BEGIN MATERIAL TO PROCESS

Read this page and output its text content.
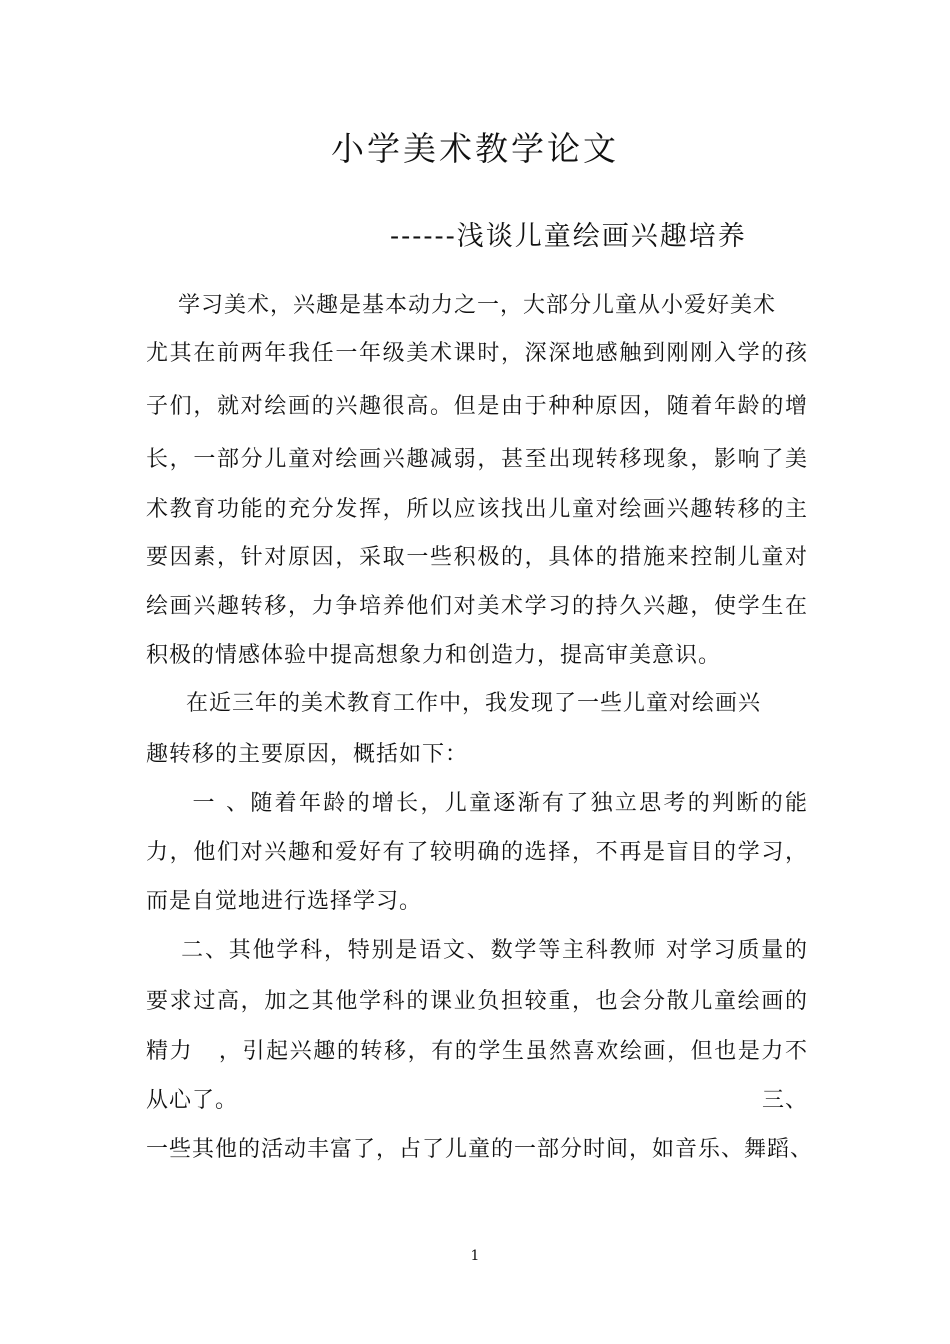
小学美术教学论文
------浅谈儿童绘画兴趣培养
学习美术，兴趣是基本动力之一，大部分儿童从小爱好美术
尤其在前两年我任一年级美术课时，深深地感触到刚刚入学的孩
子们，就对绘画的兴趣很高。但是由于种种原因，随着年龄的增
长，一部分儿童对绘画兴趣减弱，甚至出现转移现象，影响了美
术教育功能的充分发挥，所以应该找出儿童对绘画兴趣转移的主
要因素，针对原因，采取一些积极的，具体的措施来控制儿童对
绘画兴趣转移，力争培养他们对美术学习的持久兴趣，使学生在
积极的情感体验中提高想象力和创造力，提高审美意识。
在近三年的美术教育工作中，我发现了一些儿童对绘画兴
趣转移的主要原因，概括如下：
一 、随着年龄的增长，儿童逐渐有了独立思考的判断的能
力，他们对兴趣和爱好有了较明确的选择，不再是盲目的学习，
而是自觉地进行选择学习。
二、其他学科，特别是语文、数学等主科教师 对学习质量的
要求过高，加之其他学科的课业负担较重，也会分散儿童绘画的
精力   ，引起兴趣的转移，有的学生虽然喜欢绘画，但也是力不
从心了。	三、
一些其他的活动丰富了，占了儿童的一部分时间，如音乐、舞蹈、
1
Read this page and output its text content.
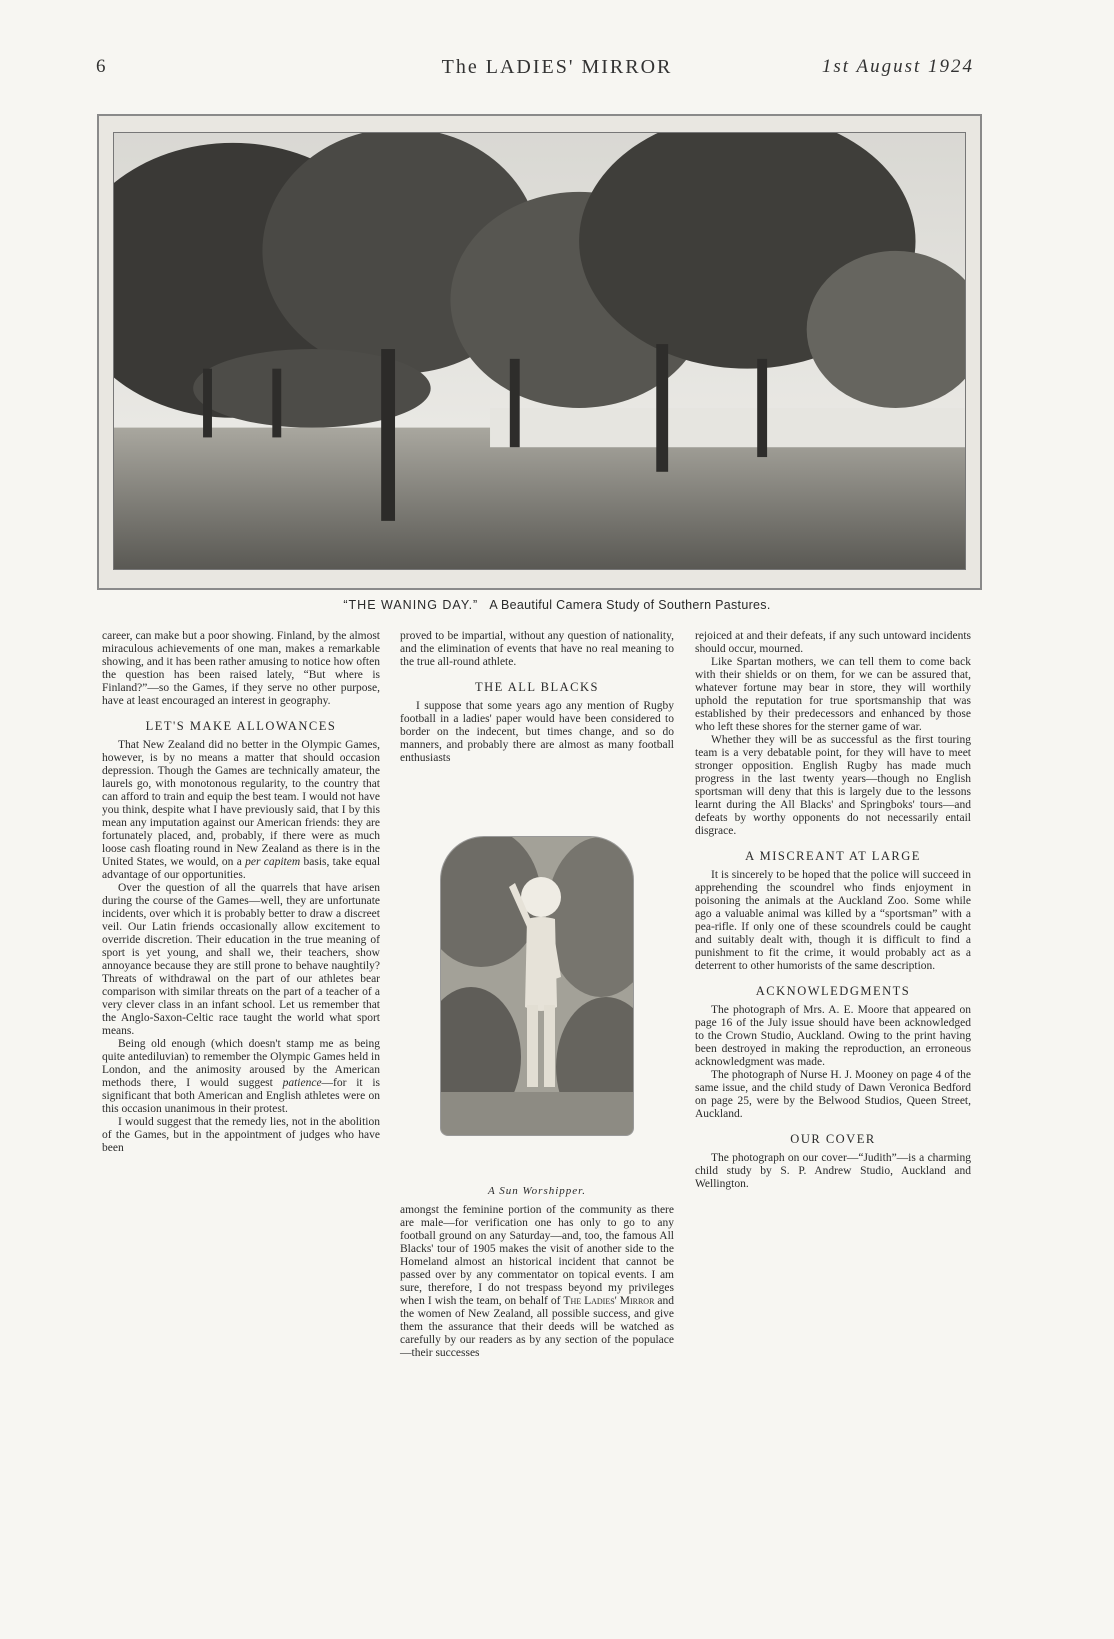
6	The LADIES' MIRROR	1st August 1924
“THE WANING DAY.” A Beautiful Camera Study of Southern Pastures.

career, can make but a poor showing. Finland, by the almost miraculous achievements of one man, makes a remarkable showing, and it has been rather amusing to notice how often the question has been raised lately, “But where is Finland?”—so the Games, if they serve no other purpose, have at least encouraged an interest in geography.

LET'S MAKE ALLOWANCES

That New Zealand did no better in the Olympic Games, however, is by no means a matter that should occasion depression. Though the Games are technically amateur, the laurels go, with monotonous regularity, to the country that can afford to train and equip the best team. I would not have you think, despite what I have previously said, that I by this mean any imputation against our American friends: they are fortunately placed, and, probably, if there were as much loose cash floating round in New Zealand as there is in the United States, we would, on a per capitem basis, take equal advantage of our opportunities.

Over the question of all the quarrels that have arisen during the course of the Games—well, they are unfortunate incidents, over which it is probably better to draw a discreet veil. Our Latin friends occasionally allow excitement to override discretion. Their education in the true meaning of sport is yet young, and shall we, their teachers, show annoyance because they are still prone to behave naughtily? Threats of withdrawal on the part of our athletes bear comparison with similar threats on the part of a teacher of a very clever class in an infant school. Let us remember that the Anglo-Saxon-Celtic race taught the world what sport means.

Being old enough (which doesn't stamp me as being quite antediluvian) to remember the Olympic Games held in London, and the animosity aroused by the American methods there, I would suggest patience—for it is significant that both American and English athletes were on this occasion unanimous in their protest.

I would suggest that the remedy lies, not in the abolition of the Games, but in the appointment of judges who have been

proved to be impartial, without any question of nationality, and the elimination of events that have no real meaning to the true all-round athlete.

THE ALL BLACKS

I suppose that some years ago any mention of Rugby football in a ladies' paper would have been considered to border on the indecent, but times change, and so do manners, and probably there are almost as many football enthusiasts

A Sun Worshipper.

amongst the feminine portion of the community as there are male—for verification one has only to go to any football ground on any Saturday—and, too, the famous All Blacks' tour of 1905 makes the visit of another side to the Homeland almost an historical incident that cannot be passed over by any commentator on topical events. I am sure, therefore, I do not trespass beyond my privileges when I wish the team, on behalf of The Ladies' Mirror and the women of New Zealand, all possible success, and give them the assurance that their deeds will be watched as carefully by our readers as by any section of the populace—their successes

rejoiced at and their defeats, if any such untoward incidents should occur, mourned.

Like Spartan mothers, we can tell them to come back with their shields or on them, for we can be assured that, whatever fortune may bear in store, they will worthily uphold the reputation for true sportsmanship that was established by their predecessors and enhanced by those who left these shores for the sterner game of war.

Whether they will be as successful as the first touring team is a very debatable point, for they will have to meet stronger opposition. English Rugby has made much progress in the last twenty years—though no English sportsman will deny that this is largely due to the lessons learnt during the All Blacks' and Springboks' tours—and defeats by worthy opponents do not necessarily entail disgrace.

A MISCREANT AT LARGE

It is sincerely to be hoped that the police will succeed in apprehending the scoundrel who finds enjoyment in poisoning the animals at the Auckland Zoo. Some while ago a valuable animal was killed by a “sportsman” with a pea-rifle. If only one of these scoundrels could be caught and suitably dealt with, though it is difficult to find a punishment to fit the crime, it would probably act as a deterrent to other humorists of the same description.

ACKNOWLEDGMENTS

The photograph of Mrs. A. E. Moore that appeared on page 16 of the July issue should have been acknowledged to the Crown Studio, Auckland. Owing to the print having been destroyed in making the reproduction, an erroneous acknowledgment was made.

The photograph of Nurse H. J. Mooney on page 4 of the same issue, and the child study of Dawn Veronica Bedford on page 25, were by the Belwood Studios, Queen Street, Auckland.

OUR COVER

The photograph on our cover—“Judith”—is a charming child study by S. P. Andrew Studio, Auckland and Wellington.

END MATERIAL TO PROCESS

**BRIEF**
Scan the lines for the string "child". Pick out every line that has it.

**OUTPUT FOR THIS EXERCISE**
The photograph of Nurse H. J. Mooney on page 4 of the same issue, and the child study of Dawn Veronica Bedford on page 25, were by the Belwood Studios, Queen Street, Auckland.
The photograph on our cover—“Judith”—is a charming child study by S. P. Andrew Studio, Auckland and Wellington.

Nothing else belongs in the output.